▶ _EXERCISE TASK A_:
Reproduce verbatim the bounding box entries below, covering the stretch from the first line of the entries through the line containing "data-point-marker (657, 356, 665, 365)", with both ends included.

▶ _DOCUMENT SECTION_:
>>>>>

When your bilingual child goes to shool
… do you worry about what will happen with the minority language? Whether it will still be the means of communication between you and your child, or whether the majority language will take over? If you are a bit concerned, you are not alone, but there are steps you can take to prepare yourself and your child!

There are many reasons why the school start can have a major impact on how your child uses his or her languages. First of all, the time spent in a purely majority language environment increases significantly. Your child will get used to only speaking the majority language for a big part of the day, so it is no surprise if the use of it continues when your child comes home from school. Something fun, exciting, upsetting or worrying often happens during a school day and it is so much easier for your child to tell you about in in the language it happened. Allow your child to “let the steam off” in which ever language – you can pick up the topic again later in the evening in your language. My daughter has told me that it was sometimes frustrating for her when I asked her to stick to Swedish when she just really, really wanted to tell me something about school (sorry about that!)

With school comes more friends and most or at least many of them may only speak the majority language and your child will want to be just like everybody else, Speaking a different language may not fit in with this thought. With more friends often also comes peer pressure and an expectation to be part of the group and again, the minority language might be at the losing end. For you as a parent it is important to continue to stay consistent in the language use and show your pride in your own language.

<<<<<

▶ _EXERCISE TASK B_:
Continue the piece above on bilingual children starting school, beginning after its final sentence.

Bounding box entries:
>>>>>

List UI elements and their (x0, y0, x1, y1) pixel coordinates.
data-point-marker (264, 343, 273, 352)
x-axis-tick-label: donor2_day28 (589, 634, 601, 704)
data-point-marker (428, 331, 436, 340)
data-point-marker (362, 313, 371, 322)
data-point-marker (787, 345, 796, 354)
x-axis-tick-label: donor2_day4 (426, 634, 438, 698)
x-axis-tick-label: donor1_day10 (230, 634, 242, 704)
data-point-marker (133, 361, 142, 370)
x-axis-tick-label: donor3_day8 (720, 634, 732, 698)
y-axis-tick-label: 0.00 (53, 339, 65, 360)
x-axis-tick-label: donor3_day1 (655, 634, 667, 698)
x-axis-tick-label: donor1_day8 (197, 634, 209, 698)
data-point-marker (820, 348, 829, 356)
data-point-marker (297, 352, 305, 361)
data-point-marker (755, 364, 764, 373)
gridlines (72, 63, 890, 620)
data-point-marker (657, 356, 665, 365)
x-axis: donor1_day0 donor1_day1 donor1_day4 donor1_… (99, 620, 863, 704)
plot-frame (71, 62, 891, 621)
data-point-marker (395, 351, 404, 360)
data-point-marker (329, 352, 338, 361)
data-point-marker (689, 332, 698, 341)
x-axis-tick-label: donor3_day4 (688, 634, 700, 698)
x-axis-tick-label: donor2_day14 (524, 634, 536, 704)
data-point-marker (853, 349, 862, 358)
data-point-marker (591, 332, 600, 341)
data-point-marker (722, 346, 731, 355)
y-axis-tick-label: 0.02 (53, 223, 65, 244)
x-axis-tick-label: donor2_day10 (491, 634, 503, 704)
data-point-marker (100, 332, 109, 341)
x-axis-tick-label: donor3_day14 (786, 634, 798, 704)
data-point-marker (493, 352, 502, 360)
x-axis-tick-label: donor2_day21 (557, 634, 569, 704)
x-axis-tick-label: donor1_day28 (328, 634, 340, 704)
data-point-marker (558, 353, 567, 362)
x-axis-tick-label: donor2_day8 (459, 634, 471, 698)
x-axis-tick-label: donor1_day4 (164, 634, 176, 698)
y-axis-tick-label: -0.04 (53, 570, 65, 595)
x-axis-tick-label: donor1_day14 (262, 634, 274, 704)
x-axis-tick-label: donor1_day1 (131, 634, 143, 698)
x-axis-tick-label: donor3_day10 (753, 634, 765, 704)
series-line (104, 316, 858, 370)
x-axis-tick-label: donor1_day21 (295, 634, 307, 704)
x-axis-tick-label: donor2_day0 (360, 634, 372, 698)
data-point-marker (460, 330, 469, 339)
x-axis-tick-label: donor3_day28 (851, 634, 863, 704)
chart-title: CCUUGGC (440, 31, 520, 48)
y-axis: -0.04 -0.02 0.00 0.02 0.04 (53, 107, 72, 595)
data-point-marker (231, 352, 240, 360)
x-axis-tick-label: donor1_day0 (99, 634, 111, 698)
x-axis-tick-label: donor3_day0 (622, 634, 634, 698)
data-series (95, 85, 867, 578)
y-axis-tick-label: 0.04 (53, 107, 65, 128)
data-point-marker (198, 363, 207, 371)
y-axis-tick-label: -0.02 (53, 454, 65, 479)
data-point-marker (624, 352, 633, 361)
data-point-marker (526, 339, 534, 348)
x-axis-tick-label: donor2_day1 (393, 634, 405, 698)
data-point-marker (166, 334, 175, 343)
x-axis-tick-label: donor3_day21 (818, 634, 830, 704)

<<<<<

▶ _TASK OUTPUT A_:
List UI elements and their (x0, y0, x1, y1) pixel coordinates.
data-point-marker (264, 343, 273, 352)
x-axis-tick-label: donor2_day28 (589, 634, 601, 704)
data-point-marker (428, 331, 436, 340)
data-point-marker (362, 313, 371, 322)
data-point-marker (787, 345, 796, 354)
x-axis-tick-label: donor2_day4 (426, 634, 438, 698)
x-axis-tick-label: donor1_day10 (230, 634, 242, 704)
data-point-marker (133, 361, 142, 370)
x-axis-tick-label: donor3_day8 (720, 634, 732, 698)
y-axis-tick-label: 0.00 (53, 339, 65, 360)
x-axis-tick-label: donor3_day1 (655, 634, 667, 698)
x-axis-tick-label: donor1_day8 (197, 634, 209, 698)
data-point-marker (820, 348, 829, 356)
data-point-marker (297, 352, 305, 361)
data-point-marker (755, 364, 764, 373)
gridlines (72, 63, 890, 620)
data-point-marker (657, 356, 665, 365)

▶ _TASK OUTPUT B_:
Going to school introduces your child to a whole new world which also means a lot of words that you may not have been using in your day-to-day lives in the minority language. This is another reason why it might be difficult for your child describe something at school, so prepare yourself and your child by making sure you know the school-specific vocabulary in the minority language. Do you know the words for all the school subjects, for ‘lockers’ and ‘morning assembly’ in your language?

Then there is the question about homework, which will all be in the majority language – if you need to give your child a hand, which language should you use? There is no simple answer for this, as it does not make sense to try to use the minority language in all situations, for example with spelling or if a specific counting system is used in maths. However, when you feel it is appropriate, ask your child to explain the task in the minority language. In addition to bringing in the language, this will also make your child rethink the issue at hand. When you have to translate something into another language you process the topic in more detail than when you only talk about it. It may well be that your child notices a solution to the task just by having to translate it into your language!

Due to all of the above, it may well happen that your child avoids speaking your language altogether – read this post on how to react in this situation.

What could you do to prevent the minority language from losing ground? If possible, increase the exposure to it – as this may not always be a realistic solution, do your best to intensify the exposure (read this post for ideas). As always, do keep it fun – here is another article with lots of links to great ideas for fun ways to practice a language.

May the peace and power be with you.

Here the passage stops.